**Job**
Extract all lines in the data that contain the word "bijv".

**Rows from a dataset**

━━━━━━━━━━

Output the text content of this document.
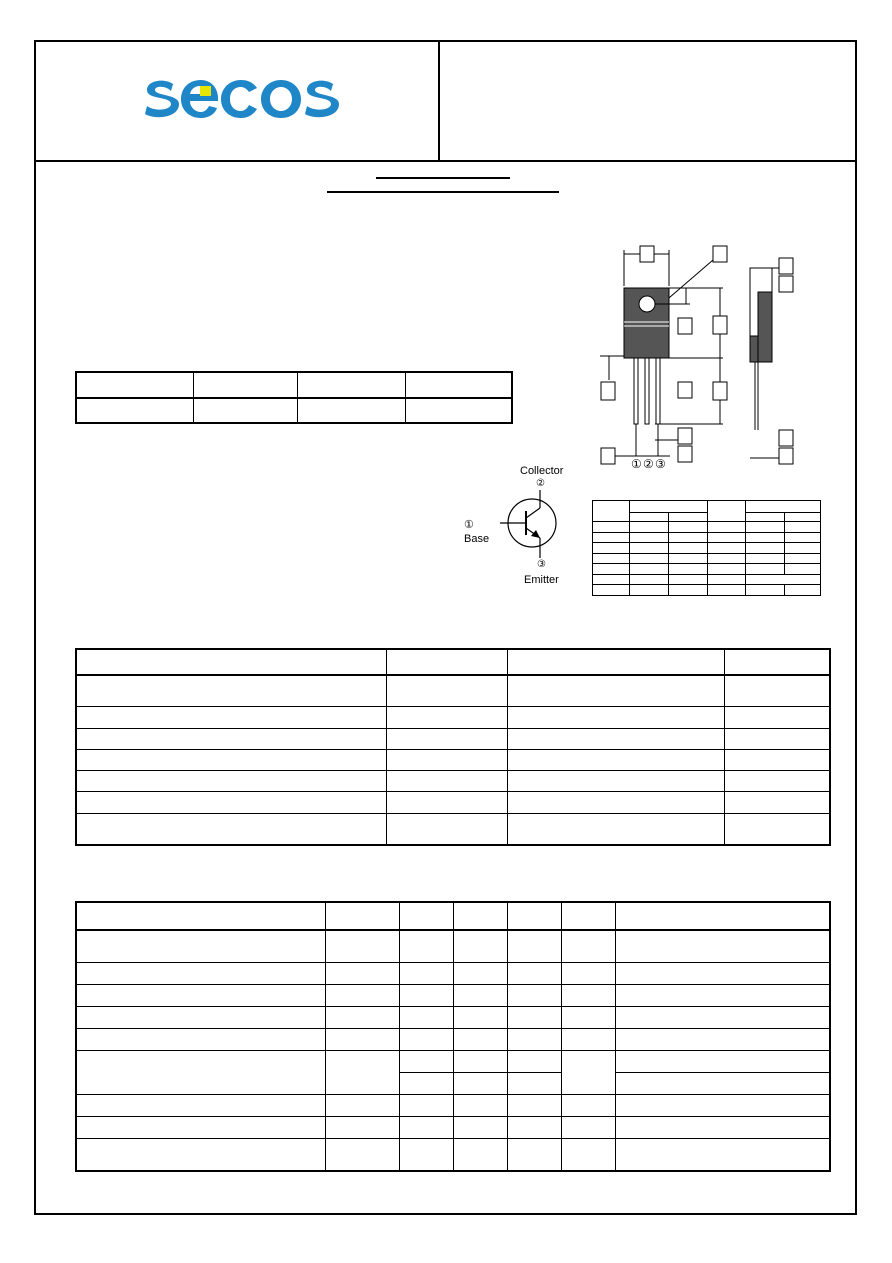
① ② ③
Collector
②
①
Base
③
Emitter
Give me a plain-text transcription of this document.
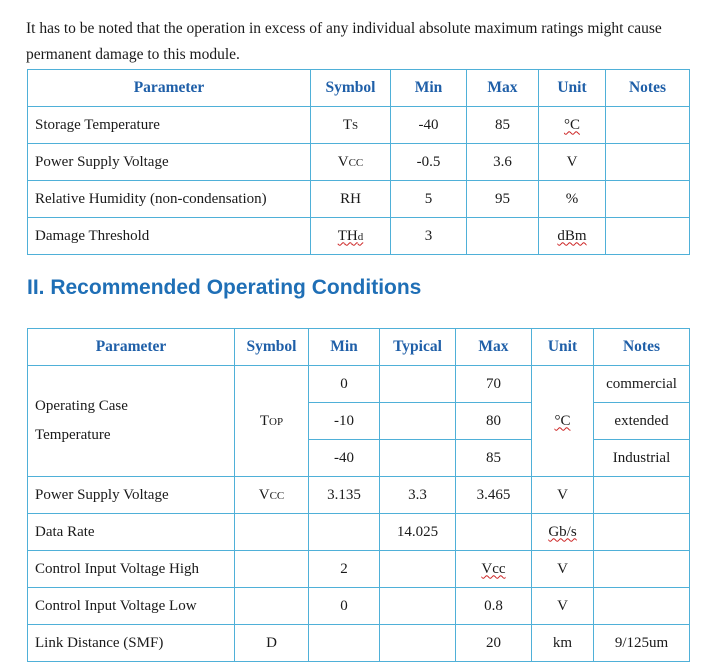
It has to be noted that the operation in excess of any individual absolute maximum ratings might cause permanent damage to this module.

Parameter	Symbol	Min	Max	Unit	Notes
Storage Temperature	TS	-40	85	°C	
Power Supply Voltage	VCC	-0.5	3.6	V	
Relative Humidity (non-condensation)	RH	5	95	%	
Damage Threshold	THd	3		dBm	
II. Recommended Operating Conditions
Parameter	Symbol	Min	Typical	Max	Unit	Notes
Operating Case
Temperature	TOP	0		70	°C	commercial
		-10		80		extended
		-40		85		Industrial
Power Supply Voltage	VCC	3.135	3.3	3.465	V	
Data Rate			14.025		Gb/s	
Control Input Voltage High		2		Vcc	V	
Control Input Voltage Low		0		0.8	V	
Link Distance (SMF)	D			20	km	9/125um
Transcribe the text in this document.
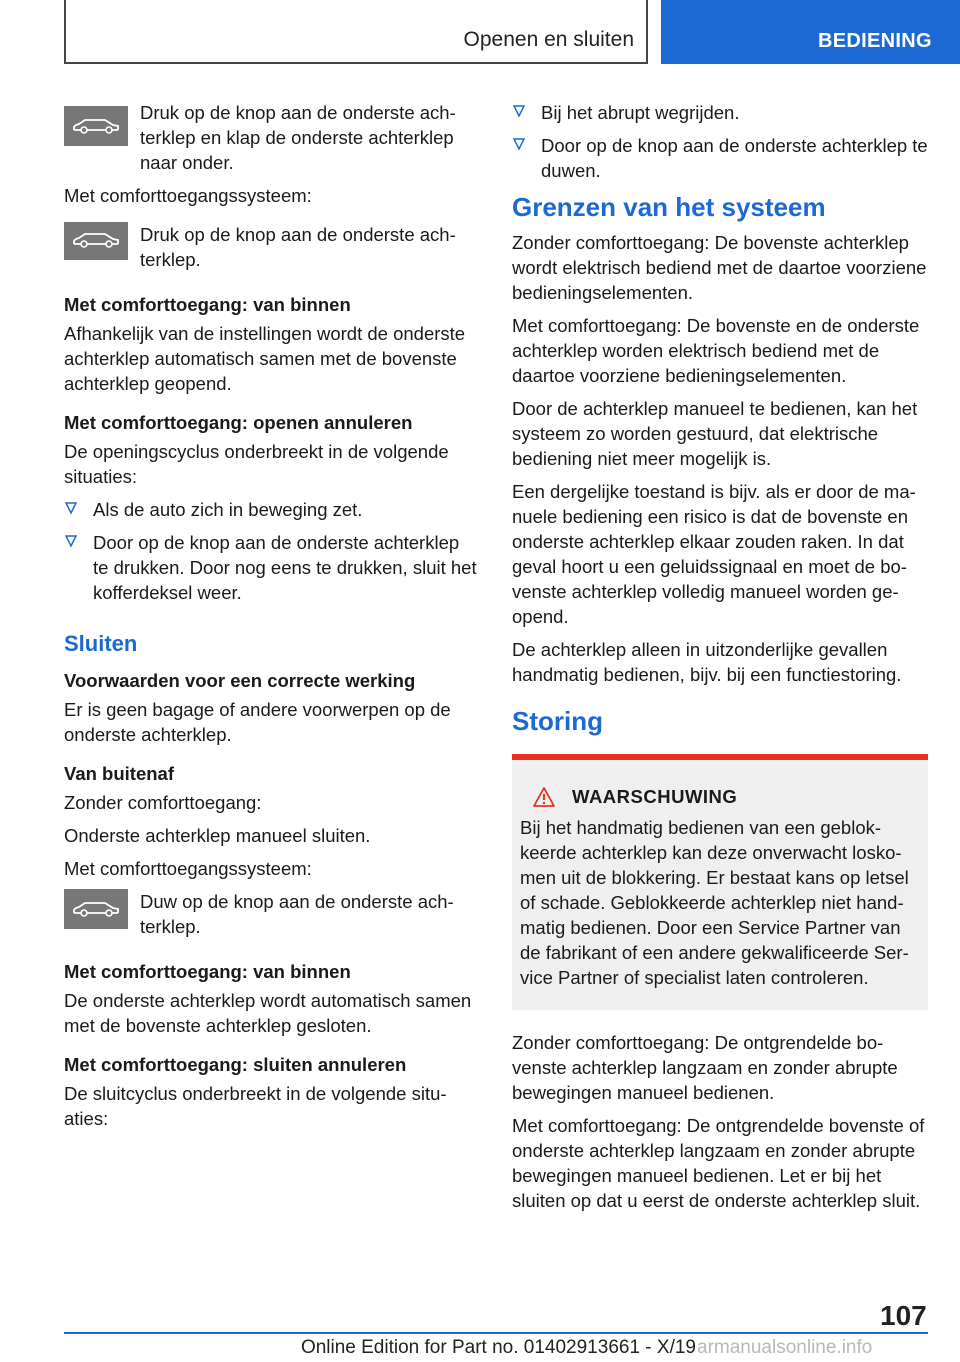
Openen en sluiten	BEDIENING
Druk op de knop aan de onderste achterklep en klap de onderste achterklep naar onder.

Met comforttoegangssysteem:

Druk op de knop aan de onderste achterklep.

Met comforttoegang: van binnen

Afhankelijk van de instellingen wordt de onderste achterklep automatisch samen met de bovenste achterklep geopend.

Met comforttoegang: openen annuleren

De openingscyclus onderbreekt in de volgende situaties:

Als de auto zich in beweging zet.
Door op de knop aan de onderste achterklep te drukken. Door nog eens te drukken, sluit het kofferdeksel weer.
Sluiten

Voorwaarden voor een correcte werking

Er is geen bagage of andere voorwerpen op de onderste achterklep.

Van buitenaf

Zonder comforttoegang:

Onderste achterklep manueel sluiten.

Met comforttoegangssysteem:

Duw op de knop aan de onderste achterklep.

Met comforttoegang: van binnen

De onderste achterklep wordt automatisch samen met de bovenste achterklep gesloten.

Met comforttoegang: sluiten annuleren

De sluitcyclus onderbreekt in de volgende situaties:

Bij het abrupt wegrijden.
Door op de knop aan de onderste achterklep te duwen.
Grenzen van het systeem

Zonder comforttoegang: De bovenste achterklep wordt elektrisch bediend met de daartoe voorziene bedieningselementen.

Met comforttoegang: De bovenste en de onderste achterklep worden elektrisch bediend met de daartoe voorziene bedieningselementen.

Door de achterklep manueel te bedienen, kan het systeem zo worden gestuurd, dat elektrische bediening niet meer mogelijk is.

Een dergelijke toestand is bijv. als er door de manuele bediening een risico is dat de bovenste en onderste achterklep elkaar zouden raken. In dat geval hoort u een geluidssignaal en moet de bovenste achterklep volledig manueel worden geopend.

De achterklep alleen in uitzonderlijke gevallen handmatig bedienen, bijv. bij een functiestoring.

Storing
WAARSCHUWING

Bij het handmatig bedienen van een geblokkeerde achterklep kan deze onverwacht loskomen uit de blokkering. Er bestaat kans op letsel of schade. Geblokkeerde achterklep niet handmatig bedienen. Door een Service Partner van de fabrikant of een andere gekwalificeerde Service Partner of specialist laten controleren.

Zonder comforttoegang: De ontgrendelde bovenste achterklep langzaam en zonder abrupte bewegingen manueel bedienen.

Met comforttoegang: De ontgrendelde bovenste of onderste achterklep langzaam en zonder abrupte bewegingen manueel bedienen. Let er bij het sluiten op dat u eerst de onderste achterklep sluit.

107
Online Edition for Part no. 01402913661 - X/19 armanualsonline.info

━━━━━━━━━━

**Solution for this task**
Een dergelijke toestand is bijv. als er door de manuele bediening een risico is dat de bovenste en onderste achterklep elkaar zouden raken. In dat geval hoort u een geluidssignaal en moet de bovenste achterklep volledig manueel worden geopend.
De achterklep alleen in uitzonderlijke gevallen handmatig bedienen, bijv. bij een functiestoring.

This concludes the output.